RECORDS SHOWN:
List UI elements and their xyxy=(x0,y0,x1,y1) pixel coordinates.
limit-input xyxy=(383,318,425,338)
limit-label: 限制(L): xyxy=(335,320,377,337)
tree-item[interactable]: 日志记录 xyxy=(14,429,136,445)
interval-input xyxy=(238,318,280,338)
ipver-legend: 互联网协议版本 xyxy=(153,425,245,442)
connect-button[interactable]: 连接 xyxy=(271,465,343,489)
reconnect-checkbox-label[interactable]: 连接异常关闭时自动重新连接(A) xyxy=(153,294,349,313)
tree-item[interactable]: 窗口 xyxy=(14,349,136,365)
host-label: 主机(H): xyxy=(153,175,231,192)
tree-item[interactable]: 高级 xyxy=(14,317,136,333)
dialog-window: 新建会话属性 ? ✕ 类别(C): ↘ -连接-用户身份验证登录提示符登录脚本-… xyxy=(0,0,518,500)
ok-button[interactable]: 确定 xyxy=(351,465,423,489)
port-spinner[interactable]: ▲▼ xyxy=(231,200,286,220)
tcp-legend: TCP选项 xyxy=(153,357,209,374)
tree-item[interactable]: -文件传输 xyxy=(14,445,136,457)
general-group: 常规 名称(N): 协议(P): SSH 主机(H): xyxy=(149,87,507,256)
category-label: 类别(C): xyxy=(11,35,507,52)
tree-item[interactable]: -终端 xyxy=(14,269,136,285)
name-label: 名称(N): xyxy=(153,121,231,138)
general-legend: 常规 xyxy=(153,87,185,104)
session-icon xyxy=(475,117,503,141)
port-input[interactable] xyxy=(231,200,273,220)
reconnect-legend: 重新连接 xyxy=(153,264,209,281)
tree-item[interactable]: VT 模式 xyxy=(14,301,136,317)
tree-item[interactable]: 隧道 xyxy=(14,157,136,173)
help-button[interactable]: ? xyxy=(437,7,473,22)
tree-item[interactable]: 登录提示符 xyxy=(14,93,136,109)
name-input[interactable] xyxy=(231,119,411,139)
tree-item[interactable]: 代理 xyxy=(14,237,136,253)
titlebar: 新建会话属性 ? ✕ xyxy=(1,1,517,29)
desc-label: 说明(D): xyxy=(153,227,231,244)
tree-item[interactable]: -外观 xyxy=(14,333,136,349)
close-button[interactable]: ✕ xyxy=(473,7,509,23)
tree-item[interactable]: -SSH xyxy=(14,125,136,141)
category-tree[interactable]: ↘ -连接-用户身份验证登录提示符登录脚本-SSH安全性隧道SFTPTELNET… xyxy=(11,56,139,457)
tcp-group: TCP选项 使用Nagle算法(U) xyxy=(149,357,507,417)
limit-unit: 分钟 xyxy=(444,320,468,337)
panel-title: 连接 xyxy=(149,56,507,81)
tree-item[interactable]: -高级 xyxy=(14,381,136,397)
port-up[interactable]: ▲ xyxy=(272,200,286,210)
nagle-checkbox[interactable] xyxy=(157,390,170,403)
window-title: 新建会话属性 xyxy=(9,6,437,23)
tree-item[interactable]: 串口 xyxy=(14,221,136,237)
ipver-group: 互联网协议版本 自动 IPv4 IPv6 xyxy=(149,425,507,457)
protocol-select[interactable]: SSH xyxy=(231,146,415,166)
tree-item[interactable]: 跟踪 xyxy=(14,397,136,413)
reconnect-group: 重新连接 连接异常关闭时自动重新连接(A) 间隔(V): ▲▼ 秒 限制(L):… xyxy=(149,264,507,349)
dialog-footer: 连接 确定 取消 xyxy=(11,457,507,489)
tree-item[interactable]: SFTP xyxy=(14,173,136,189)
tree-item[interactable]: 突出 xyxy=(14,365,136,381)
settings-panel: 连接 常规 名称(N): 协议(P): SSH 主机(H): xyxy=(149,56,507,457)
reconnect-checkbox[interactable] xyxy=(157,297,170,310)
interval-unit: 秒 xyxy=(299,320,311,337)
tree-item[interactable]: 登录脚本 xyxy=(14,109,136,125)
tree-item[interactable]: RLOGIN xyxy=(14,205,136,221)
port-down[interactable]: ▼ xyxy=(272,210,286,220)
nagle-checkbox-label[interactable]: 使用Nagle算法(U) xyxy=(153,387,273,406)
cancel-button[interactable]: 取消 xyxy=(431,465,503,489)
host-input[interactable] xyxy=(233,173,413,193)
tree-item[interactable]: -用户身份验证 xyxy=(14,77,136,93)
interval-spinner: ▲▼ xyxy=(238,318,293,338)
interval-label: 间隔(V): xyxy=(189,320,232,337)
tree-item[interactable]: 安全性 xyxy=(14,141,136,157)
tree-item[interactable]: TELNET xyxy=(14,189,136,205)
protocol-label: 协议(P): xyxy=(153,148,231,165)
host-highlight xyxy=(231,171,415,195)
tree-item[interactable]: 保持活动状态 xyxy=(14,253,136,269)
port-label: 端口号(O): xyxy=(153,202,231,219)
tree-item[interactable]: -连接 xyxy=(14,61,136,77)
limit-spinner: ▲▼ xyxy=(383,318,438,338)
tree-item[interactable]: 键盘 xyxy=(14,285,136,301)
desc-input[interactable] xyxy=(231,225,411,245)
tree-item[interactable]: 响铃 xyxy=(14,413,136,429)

--

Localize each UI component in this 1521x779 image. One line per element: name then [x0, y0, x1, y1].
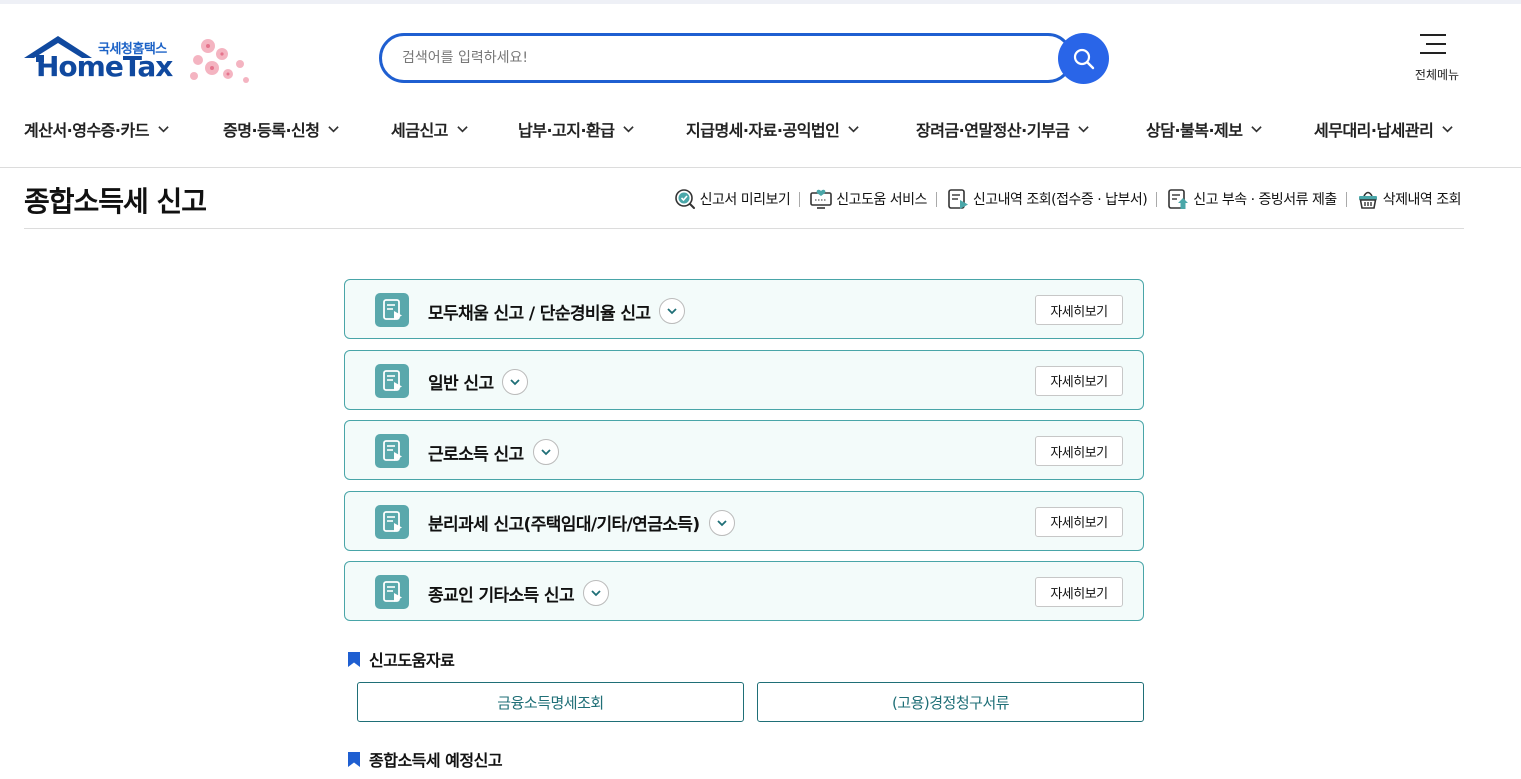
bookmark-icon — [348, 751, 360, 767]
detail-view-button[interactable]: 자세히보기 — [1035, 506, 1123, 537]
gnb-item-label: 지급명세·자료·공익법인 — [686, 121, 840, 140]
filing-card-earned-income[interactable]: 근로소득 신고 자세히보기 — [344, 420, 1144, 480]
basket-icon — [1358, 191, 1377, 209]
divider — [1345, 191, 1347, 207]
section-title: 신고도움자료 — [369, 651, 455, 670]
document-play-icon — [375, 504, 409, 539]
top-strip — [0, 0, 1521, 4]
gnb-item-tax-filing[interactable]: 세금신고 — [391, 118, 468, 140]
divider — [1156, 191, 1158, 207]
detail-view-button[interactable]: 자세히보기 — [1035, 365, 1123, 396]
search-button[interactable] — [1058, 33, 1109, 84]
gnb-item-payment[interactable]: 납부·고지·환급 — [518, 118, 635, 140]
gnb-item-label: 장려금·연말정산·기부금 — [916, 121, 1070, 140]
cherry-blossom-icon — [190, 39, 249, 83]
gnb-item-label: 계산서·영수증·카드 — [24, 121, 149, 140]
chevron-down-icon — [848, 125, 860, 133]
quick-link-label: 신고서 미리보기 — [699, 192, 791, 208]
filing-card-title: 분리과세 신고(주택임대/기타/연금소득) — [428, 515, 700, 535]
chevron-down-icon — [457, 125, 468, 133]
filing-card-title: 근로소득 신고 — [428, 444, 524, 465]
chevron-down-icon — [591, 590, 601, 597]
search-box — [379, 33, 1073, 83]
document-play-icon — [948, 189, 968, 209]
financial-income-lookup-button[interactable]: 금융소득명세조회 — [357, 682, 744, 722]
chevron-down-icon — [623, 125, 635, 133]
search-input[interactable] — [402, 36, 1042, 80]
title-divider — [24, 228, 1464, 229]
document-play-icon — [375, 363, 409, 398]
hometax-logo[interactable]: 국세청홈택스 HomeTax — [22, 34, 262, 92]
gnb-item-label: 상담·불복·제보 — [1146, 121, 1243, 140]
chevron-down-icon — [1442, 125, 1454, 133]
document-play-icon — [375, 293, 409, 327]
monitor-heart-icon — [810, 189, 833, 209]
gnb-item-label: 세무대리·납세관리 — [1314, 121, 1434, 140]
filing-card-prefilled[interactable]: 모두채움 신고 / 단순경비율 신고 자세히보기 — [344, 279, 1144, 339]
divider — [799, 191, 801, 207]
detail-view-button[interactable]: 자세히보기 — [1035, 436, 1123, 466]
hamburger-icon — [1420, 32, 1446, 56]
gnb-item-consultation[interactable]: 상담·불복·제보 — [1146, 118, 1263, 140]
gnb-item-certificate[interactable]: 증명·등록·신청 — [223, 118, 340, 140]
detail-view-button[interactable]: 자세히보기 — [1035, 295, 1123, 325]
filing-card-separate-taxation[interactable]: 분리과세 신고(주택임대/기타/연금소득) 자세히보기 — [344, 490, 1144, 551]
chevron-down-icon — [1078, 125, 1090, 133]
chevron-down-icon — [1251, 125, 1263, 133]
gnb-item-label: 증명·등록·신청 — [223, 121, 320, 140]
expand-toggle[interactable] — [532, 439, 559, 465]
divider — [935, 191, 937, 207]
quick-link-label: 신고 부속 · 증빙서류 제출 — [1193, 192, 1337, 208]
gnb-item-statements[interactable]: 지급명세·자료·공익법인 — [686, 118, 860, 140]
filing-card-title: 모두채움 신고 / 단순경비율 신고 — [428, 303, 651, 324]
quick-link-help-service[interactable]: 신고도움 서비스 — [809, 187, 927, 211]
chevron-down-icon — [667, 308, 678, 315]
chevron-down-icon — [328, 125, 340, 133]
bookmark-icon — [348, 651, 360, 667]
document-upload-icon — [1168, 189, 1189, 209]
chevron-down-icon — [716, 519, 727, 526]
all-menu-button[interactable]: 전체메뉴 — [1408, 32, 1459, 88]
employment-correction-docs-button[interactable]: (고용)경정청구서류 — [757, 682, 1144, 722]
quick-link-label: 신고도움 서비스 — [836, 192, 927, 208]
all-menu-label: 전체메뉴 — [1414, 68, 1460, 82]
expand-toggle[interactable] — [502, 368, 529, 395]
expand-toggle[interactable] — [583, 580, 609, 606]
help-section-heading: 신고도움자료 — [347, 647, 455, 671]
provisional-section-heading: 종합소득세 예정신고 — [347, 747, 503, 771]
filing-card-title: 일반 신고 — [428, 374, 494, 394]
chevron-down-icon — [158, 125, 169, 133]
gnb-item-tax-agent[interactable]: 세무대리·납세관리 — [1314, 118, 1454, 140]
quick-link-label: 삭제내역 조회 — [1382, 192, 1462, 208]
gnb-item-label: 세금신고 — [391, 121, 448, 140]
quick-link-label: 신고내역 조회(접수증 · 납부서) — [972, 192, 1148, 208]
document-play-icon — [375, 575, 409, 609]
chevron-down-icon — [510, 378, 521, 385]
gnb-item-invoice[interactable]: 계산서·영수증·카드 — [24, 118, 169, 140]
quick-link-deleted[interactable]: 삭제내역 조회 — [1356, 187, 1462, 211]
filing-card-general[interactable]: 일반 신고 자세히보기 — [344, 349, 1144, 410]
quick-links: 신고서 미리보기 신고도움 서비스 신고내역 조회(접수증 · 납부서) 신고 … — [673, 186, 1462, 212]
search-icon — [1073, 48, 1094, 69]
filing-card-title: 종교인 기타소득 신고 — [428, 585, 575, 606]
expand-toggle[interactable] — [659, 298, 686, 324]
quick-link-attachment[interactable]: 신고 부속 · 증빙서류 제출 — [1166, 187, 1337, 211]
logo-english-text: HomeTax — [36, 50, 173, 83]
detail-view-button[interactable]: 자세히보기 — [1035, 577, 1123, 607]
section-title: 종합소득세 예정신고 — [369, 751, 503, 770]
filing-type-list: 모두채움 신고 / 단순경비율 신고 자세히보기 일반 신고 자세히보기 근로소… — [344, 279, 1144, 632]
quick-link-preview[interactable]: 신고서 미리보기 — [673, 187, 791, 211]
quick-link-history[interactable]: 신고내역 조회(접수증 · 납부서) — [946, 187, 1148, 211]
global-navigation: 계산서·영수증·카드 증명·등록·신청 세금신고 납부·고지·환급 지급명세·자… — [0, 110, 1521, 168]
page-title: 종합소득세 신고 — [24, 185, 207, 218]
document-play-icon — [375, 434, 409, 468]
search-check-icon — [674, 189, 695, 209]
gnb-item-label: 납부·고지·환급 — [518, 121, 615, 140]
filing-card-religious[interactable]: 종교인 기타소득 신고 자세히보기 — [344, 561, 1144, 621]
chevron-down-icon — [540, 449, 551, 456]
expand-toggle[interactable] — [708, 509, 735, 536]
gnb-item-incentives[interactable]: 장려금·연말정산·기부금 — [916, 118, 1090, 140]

YOUR OBJECTIVE: Recast everything in the records from the line containing "List UI elements" down to the line containing "tree-item[interactable]: 隧道 xyxy=(14,157,136,173)" as a JSON list of strings, one string per line and no blank lines.

EXERCISE OUTPUT:
[
  "List UI elements and their xyxy=(x0,y0,x1,y1) pixel coordinates.",
  "limit-input xyxy=(383,318,425,338)",
  "limit-label: 限制(L): xyxy=(335,320,377,337)",
  "tree-item[interactable]: 日志记录 xyxy=(14,429,136,445)",
  "interval-input xyxy=(238,318,280,338)",
  "ipver-legend: 互联网协议版本 xyxy=(153,425,245,442)",
  "connect-button[interactable]: 连接 xyxy=(271,465,343,489)",
  "reconnect-checkbox-label[interactable]: 连接异常关闭时自动重新连接(A) xyxy=(153,294,349,313)",
  "tree-item[interactable]: 窗口 xyxy=(14,349,136,365)",
  "host-label: 主机(H): xyxy=(153,175,231,192)",
  "tree-item[interactable]: 高级 xyxy=(14,317,136,333)",
  "dialog-window: 新建会话属性 ? ✕ 类别(C): ↘ -连接-用户身份验证登录提示符登录脚本-… xyxy=(0,0,518,500)",
  "ok-button[interactable]: 确定 xyxy=(351,465,423,489)",
  "port-spinner[interactable]: ▲▼ xyxy=(231,200,286,220)",
  "tcp-legend: TCP选项 xyxy=(153,357,209,374)",
  "tree-item[interactable]: -文件传输 xyxy=(14,445,136,457)",
  "general-group: 常规 名称(N): 协议(P): SSH 主机(H): xyxy=(149,87,507,256)",
  "category-label: 类别(C): xyxy=(11,35,507,52)",
  "tree-item[interactable]: -终端 xyxy=(14,269,136,285)",
  "name-label: 名称(N): xyxy=(153,121,231,138)",
  "general-legend: 常规 xyxy=(153,87,185,104)",
  "session-icon xyxy=(475,117,503,141)",
  "port-input[interactable] xyxy=(231,200,273,220)",
  "reconnect-legend: 重新连接 xyxy=(153,264,209,281)",
  "tree-item[interactable]: VT 模式 xyxy=(14,301,136,317)",
  "tree-item[interactable]: 隧道 xyxy=(14,157,136,173)"
]